[Figure data in JSON]

########################################

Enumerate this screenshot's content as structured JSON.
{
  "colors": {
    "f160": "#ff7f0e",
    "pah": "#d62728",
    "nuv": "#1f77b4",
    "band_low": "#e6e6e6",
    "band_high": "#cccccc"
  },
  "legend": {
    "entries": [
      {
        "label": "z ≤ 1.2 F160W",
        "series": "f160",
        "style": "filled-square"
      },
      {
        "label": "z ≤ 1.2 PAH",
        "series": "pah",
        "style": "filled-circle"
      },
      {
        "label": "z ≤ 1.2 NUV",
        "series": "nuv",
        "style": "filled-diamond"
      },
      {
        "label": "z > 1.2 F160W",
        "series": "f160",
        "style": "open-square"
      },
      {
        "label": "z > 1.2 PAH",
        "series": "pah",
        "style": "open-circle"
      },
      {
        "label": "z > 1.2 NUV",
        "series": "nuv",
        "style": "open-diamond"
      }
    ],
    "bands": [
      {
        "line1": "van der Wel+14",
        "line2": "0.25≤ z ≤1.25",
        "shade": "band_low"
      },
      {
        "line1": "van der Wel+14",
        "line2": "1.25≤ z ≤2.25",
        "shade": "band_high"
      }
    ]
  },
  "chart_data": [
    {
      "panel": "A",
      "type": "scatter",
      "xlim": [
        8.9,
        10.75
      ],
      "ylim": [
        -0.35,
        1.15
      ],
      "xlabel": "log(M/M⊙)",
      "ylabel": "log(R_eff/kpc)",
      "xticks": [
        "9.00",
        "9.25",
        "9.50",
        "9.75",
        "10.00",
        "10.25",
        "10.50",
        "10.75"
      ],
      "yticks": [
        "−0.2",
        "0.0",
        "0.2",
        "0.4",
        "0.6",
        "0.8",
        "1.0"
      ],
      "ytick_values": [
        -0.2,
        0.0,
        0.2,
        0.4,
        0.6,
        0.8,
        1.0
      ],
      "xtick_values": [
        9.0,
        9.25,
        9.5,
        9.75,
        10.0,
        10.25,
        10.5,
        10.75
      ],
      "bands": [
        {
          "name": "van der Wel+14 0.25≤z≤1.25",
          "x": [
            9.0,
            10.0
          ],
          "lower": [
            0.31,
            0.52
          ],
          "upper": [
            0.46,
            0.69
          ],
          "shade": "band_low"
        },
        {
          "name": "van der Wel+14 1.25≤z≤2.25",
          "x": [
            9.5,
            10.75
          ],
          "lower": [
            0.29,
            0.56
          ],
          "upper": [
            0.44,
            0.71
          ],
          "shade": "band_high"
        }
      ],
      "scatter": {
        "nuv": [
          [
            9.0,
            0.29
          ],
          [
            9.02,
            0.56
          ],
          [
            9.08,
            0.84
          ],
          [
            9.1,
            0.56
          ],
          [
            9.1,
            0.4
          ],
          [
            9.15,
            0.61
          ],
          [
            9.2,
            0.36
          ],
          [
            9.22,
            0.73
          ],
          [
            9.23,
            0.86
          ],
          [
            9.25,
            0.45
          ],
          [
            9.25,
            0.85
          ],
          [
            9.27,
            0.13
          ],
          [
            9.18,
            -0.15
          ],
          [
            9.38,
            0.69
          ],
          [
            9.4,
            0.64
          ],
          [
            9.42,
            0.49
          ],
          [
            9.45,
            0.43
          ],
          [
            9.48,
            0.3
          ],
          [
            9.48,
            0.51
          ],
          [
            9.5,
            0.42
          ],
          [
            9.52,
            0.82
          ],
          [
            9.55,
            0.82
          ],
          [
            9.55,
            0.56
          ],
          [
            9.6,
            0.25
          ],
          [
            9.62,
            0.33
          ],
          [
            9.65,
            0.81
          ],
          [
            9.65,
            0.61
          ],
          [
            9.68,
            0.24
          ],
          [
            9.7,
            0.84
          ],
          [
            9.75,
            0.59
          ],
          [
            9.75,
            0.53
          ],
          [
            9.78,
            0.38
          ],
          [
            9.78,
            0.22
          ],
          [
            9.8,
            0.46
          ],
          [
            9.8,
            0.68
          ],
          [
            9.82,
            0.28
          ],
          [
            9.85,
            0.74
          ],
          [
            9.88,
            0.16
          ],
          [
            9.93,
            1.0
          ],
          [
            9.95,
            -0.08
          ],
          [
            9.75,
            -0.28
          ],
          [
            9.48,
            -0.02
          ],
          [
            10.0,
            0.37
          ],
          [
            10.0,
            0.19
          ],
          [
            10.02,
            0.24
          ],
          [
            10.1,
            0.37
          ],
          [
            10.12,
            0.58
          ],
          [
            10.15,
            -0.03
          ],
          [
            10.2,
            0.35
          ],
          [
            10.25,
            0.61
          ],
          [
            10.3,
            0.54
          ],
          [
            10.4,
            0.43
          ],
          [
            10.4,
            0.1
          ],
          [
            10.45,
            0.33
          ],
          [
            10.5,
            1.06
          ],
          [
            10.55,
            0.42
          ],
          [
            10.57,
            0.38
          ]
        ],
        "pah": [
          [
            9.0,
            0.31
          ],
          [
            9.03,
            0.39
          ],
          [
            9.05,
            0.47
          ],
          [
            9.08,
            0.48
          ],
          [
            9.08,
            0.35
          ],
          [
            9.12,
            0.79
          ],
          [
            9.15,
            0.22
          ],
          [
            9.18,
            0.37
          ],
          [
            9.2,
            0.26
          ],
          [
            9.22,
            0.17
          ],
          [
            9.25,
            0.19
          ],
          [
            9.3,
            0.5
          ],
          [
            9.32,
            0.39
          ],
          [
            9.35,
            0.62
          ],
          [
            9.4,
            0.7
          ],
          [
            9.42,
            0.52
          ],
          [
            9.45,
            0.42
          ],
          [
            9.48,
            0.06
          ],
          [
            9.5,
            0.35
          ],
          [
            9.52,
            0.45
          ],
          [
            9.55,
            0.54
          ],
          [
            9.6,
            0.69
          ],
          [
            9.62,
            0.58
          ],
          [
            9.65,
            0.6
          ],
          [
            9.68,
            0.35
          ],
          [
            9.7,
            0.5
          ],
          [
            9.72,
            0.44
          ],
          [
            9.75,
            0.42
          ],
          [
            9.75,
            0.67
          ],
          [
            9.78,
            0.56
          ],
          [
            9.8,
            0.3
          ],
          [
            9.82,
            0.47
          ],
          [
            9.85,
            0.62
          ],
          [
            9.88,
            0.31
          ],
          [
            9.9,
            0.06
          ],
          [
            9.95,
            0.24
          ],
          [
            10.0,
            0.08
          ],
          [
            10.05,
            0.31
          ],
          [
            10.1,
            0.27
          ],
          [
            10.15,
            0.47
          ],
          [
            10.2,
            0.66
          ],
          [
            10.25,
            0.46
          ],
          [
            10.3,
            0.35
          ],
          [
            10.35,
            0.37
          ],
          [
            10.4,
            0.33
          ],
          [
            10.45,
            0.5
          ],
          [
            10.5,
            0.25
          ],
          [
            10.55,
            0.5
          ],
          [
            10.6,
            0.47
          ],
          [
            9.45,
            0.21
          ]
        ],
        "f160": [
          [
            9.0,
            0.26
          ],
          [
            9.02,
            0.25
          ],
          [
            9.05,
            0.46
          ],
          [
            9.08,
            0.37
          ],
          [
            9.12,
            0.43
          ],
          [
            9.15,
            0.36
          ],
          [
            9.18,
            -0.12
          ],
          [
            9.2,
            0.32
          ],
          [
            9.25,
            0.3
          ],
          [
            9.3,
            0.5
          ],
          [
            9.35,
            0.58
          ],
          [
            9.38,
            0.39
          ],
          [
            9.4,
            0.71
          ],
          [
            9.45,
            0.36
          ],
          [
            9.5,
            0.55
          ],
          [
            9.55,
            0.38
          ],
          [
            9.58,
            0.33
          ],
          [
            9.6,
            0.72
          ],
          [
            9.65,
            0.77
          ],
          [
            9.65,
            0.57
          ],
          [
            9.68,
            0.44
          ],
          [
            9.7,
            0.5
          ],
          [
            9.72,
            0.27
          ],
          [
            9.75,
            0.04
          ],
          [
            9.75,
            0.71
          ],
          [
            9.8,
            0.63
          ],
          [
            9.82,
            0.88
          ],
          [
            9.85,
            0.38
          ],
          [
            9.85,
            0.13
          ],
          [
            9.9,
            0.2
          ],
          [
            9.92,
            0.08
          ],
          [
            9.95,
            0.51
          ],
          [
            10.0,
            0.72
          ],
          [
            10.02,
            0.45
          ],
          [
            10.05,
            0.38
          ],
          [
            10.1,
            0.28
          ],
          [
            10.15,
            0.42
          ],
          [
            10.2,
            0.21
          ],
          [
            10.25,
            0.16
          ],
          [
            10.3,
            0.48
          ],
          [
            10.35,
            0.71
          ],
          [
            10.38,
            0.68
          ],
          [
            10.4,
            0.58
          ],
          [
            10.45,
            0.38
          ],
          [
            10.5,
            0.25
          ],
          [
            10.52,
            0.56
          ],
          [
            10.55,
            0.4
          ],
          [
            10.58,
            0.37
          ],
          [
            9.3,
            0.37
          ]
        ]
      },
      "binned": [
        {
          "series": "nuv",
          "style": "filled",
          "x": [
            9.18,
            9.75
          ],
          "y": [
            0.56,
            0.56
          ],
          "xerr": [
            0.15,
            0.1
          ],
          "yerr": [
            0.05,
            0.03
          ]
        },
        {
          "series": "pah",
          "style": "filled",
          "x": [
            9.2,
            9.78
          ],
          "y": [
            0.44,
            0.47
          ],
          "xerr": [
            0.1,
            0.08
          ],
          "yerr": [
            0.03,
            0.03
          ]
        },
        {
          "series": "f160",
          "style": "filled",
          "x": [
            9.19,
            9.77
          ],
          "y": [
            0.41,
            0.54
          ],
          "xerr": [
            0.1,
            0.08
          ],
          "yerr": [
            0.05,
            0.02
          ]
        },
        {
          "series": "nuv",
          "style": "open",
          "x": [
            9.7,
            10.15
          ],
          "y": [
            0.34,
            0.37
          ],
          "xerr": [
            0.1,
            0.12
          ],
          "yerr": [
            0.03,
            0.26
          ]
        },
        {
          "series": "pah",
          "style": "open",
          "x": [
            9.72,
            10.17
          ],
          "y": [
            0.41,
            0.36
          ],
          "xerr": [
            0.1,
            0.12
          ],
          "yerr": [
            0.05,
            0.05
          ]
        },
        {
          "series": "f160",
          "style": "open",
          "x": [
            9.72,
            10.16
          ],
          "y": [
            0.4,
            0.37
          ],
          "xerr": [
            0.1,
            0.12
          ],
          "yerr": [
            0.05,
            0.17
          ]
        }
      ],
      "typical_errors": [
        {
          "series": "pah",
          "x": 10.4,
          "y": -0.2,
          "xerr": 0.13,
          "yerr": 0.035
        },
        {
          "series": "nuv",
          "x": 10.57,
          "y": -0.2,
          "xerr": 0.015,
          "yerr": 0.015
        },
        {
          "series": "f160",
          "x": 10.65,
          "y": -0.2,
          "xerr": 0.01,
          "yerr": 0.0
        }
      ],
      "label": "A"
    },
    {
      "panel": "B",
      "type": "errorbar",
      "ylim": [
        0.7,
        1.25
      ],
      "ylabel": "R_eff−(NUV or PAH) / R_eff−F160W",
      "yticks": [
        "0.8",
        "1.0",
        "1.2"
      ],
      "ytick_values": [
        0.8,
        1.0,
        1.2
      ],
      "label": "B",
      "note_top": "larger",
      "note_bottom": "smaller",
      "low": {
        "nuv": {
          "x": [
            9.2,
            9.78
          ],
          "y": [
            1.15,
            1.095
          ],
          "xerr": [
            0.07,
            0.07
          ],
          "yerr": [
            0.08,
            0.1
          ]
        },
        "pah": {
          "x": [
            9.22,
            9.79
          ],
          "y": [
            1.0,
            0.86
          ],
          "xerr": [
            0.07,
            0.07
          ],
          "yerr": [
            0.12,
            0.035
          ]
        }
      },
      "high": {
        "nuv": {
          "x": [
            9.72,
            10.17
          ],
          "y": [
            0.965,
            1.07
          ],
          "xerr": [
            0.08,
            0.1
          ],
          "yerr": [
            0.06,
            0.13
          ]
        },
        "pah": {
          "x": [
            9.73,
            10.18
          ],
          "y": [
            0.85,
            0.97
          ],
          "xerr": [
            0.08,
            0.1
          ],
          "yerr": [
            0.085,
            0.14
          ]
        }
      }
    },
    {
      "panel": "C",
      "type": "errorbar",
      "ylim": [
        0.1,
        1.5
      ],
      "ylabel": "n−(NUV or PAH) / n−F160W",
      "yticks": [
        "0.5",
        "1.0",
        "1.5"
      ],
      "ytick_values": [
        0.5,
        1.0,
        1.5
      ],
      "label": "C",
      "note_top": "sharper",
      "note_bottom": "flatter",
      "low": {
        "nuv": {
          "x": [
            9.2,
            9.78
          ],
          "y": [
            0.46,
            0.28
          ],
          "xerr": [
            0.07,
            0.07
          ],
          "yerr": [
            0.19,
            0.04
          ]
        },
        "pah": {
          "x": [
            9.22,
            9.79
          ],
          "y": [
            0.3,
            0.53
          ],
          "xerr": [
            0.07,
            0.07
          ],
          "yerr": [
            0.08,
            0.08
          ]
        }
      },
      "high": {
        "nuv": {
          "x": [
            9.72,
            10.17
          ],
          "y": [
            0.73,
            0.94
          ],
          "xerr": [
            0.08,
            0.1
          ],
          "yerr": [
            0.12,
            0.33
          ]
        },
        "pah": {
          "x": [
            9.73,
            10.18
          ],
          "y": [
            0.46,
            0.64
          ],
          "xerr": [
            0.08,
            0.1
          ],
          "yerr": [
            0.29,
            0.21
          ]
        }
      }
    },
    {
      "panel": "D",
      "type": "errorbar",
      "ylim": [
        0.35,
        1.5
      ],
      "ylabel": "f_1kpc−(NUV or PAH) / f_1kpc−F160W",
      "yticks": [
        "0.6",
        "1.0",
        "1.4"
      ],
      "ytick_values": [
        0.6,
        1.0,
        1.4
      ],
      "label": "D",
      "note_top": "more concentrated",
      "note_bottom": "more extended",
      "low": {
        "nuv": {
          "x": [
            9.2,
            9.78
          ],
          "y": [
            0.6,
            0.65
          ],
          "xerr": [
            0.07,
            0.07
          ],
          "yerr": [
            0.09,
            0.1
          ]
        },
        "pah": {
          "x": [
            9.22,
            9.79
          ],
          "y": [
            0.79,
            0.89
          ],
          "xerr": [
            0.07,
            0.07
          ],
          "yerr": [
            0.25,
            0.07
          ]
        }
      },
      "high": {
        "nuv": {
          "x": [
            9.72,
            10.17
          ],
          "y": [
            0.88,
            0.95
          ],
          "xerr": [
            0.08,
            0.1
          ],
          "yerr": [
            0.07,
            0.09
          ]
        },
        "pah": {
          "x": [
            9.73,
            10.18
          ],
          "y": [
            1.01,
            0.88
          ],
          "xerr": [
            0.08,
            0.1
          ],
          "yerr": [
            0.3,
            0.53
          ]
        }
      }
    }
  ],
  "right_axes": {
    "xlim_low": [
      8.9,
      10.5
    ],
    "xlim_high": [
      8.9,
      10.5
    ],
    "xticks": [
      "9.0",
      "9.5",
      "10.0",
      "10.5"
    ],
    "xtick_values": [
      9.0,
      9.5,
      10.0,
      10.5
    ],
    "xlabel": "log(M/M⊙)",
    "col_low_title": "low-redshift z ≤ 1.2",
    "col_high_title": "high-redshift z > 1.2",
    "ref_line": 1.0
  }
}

########################################

(INSTRUCTIONS FOR THE TASK): Check each line above for the word "diamond", and copy the lines where it appears.

(CORRECT OUTPUT):
        "style": "filled-diamond"
        "style": "open-diamond"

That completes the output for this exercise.